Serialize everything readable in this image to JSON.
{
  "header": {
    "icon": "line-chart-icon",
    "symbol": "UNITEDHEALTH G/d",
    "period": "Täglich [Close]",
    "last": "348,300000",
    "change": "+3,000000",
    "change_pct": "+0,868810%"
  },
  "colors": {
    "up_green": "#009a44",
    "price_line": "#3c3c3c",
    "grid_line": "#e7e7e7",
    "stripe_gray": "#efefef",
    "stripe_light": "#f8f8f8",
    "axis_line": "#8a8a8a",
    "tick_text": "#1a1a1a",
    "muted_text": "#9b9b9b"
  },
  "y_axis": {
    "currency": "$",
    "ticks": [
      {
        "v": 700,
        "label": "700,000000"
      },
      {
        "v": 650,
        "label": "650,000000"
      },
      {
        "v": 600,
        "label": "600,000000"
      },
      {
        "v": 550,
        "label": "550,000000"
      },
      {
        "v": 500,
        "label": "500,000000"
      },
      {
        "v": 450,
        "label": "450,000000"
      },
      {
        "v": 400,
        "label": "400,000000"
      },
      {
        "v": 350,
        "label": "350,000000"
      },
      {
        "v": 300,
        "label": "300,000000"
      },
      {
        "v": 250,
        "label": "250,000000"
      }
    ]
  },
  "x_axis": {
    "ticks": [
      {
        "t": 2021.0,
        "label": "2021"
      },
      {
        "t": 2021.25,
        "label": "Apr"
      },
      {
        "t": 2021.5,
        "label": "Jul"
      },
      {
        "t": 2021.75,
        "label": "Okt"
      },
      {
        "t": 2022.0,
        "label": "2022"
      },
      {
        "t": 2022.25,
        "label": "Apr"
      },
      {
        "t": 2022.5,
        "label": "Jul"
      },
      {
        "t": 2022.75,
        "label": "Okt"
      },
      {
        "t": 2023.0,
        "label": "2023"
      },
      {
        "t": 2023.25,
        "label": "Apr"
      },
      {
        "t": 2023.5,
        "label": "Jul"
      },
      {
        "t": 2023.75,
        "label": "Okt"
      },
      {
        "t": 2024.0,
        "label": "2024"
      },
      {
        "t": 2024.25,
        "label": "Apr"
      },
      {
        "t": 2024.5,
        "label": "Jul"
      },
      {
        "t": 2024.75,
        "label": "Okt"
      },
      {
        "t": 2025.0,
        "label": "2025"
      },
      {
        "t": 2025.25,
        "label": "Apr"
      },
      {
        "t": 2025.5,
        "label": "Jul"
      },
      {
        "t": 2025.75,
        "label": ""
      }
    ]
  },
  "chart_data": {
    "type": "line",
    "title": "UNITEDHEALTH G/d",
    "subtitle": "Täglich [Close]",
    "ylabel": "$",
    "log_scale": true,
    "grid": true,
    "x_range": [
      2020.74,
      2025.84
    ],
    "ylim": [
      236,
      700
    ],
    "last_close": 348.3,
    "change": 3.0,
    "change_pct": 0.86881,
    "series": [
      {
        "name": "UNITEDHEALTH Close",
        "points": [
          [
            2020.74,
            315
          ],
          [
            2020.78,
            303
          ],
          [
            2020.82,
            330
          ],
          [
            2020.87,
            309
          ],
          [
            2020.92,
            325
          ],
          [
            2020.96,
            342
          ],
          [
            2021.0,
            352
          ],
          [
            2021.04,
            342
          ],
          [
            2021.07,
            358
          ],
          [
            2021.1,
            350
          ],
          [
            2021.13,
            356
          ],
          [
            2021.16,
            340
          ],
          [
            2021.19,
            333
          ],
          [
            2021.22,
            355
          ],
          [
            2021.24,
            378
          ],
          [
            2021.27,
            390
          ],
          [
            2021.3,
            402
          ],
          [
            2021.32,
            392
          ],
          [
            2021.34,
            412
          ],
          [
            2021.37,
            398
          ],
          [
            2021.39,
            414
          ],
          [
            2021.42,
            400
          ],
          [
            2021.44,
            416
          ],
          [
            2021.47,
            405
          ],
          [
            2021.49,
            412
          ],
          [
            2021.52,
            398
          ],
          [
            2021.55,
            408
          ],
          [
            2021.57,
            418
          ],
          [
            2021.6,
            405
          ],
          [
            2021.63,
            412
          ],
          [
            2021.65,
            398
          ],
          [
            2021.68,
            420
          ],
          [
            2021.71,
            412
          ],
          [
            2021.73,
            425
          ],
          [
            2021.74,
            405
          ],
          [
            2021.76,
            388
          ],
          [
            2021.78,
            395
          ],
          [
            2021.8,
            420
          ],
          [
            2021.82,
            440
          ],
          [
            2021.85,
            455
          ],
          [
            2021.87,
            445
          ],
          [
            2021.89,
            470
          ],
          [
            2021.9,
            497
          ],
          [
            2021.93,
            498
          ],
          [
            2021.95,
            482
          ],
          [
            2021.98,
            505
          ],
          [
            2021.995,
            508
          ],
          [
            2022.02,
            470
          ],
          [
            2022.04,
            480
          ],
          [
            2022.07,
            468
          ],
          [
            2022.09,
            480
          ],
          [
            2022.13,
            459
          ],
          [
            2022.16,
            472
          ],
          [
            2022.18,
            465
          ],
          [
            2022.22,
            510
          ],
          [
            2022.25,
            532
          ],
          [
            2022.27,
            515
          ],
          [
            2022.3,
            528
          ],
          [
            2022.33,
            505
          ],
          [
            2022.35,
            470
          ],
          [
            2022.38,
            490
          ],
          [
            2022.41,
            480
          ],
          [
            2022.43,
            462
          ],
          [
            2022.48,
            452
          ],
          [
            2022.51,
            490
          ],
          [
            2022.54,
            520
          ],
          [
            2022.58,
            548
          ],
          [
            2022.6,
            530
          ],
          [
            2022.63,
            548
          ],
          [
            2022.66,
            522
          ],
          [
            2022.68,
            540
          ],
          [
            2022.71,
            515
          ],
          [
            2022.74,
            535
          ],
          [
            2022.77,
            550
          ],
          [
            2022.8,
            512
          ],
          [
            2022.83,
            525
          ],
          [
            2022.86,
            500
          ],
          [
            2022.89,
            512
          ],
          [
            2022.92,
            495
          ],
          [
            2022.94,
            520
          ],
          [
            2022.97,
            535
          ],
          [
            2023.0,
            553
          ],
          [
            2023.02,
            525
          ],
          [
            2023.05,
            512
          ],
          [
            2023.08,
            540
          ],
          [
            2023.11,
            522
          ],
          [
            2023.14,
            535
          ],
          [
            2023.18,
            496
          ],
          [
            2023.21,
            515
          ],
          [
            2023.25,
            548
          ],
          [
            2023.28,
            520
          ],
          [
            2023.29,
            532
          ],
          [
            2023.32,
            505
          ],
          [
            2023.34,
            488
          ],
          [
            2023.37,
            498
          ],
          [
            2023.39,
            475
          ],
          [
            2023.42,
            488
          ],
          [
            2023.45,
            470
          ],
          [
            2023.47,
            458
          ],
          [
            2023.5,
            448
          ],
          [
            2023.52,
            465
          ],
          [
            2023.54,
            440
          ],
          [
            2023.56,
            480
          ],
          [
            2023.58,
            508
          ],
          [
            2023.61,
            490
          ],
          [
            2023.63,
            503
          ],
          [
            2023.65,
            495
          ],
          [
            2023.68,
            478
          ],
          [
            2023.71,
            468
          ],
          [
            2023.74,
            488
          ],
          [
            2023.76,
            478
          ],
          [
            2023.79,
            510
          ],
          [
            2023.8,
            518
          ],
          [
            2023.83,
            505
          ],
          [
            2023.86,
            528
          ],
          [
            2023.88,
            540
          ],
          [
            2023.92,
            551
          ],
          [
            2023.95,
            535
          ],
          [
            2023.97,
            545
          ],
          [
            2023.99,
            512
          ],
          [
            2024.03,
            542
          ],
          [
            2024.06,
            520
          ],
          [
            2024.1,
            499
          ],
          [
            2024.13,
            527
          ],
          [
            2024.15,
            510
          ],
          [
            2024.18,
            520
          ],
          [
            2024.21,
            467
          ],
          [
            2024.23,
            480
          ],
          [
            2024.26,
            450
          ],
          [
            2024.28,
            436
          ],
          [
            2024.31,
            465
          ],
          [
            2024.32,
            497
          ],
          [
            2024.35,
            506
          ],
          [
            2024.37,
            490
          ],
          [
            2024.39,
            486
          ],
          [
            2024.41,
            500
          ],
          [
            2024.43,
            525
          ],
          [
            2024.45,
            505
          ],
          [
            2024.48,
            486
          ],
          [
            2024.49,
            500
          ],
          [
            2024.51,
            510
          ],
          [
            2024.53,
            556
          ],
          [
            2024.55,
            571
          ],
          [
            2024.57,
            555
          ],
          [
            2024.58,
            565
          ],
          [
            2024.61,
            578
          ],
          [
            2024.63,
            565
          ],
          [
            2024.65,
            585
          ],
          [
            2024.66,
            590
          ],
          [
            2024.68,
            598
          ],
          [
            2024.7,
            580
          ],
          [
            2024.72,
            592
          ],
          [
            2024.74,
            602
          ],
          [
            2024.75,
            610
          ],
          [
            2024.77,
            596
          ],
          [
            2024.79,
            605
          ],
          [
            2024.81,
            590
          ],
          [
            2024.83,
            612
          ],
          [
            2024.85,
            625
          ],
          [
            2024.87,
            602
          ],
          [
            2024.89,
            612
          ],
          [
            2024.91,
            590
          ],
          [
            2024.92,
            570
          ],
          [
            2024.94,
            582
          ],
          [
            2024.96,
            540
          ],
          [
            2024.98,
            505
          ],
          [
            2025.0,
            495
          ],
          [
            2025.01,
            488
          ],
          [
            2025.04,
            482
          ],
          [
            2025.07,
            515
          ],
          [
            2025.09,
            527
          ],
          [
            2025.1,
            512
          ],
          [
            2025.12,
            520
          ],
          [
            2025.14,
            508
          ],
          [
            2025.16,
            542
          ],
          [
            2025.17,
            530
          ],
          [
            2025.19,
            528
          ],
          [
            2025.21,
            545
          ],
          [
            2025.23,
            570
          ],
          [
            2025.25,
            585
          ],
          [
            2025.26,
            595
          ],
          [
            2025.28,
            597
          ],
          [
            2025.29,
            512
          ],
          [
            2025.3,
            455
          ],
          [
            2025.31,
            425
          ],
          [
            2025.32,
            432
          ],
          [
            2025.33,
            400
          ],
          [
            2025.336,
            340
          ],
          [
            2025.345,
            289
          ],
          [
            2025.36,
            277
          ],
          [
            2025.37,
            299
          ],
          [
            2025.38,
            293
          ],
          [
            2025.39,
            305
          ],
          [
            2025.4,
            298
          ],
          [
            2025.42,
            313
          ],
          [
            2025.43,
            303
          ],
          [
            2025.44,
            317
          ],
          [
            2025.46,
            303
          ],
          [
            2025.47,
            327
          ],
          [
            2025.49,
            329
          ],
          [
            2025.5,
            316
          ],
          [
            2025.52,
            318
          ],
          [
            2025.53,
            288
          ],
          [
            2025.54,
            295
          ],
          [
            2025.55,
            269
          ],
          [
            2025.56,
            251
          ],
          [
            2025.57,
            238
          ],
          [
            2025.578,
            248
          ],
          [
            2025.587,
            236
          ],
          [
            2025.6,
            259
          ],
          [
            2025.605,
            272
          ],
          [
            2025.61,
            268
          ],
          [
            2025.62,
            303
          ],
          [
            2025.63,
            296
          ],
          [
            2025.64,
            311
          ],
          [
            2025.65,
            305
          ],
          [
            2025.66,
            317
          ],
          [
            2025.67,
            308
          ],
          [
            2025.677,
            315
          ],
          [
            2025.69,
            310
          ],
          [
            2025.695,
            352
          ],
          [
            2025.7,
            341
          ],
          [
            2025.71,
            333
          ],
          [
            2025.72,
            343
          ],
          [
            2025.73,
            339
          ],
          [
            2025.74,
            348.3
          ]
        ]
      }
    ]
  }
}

━━━━━━━━━━

WHAT TO PRODUCE: Where a line of the material above holds the string "UNITEDHEALTH", copy that line.

THE REPLY:
    "symbol": "UNITEDHEALTH G/d",
    "title": "UNITEDHEALTH G/d",
        "name": "UNITEDHEALTH Close",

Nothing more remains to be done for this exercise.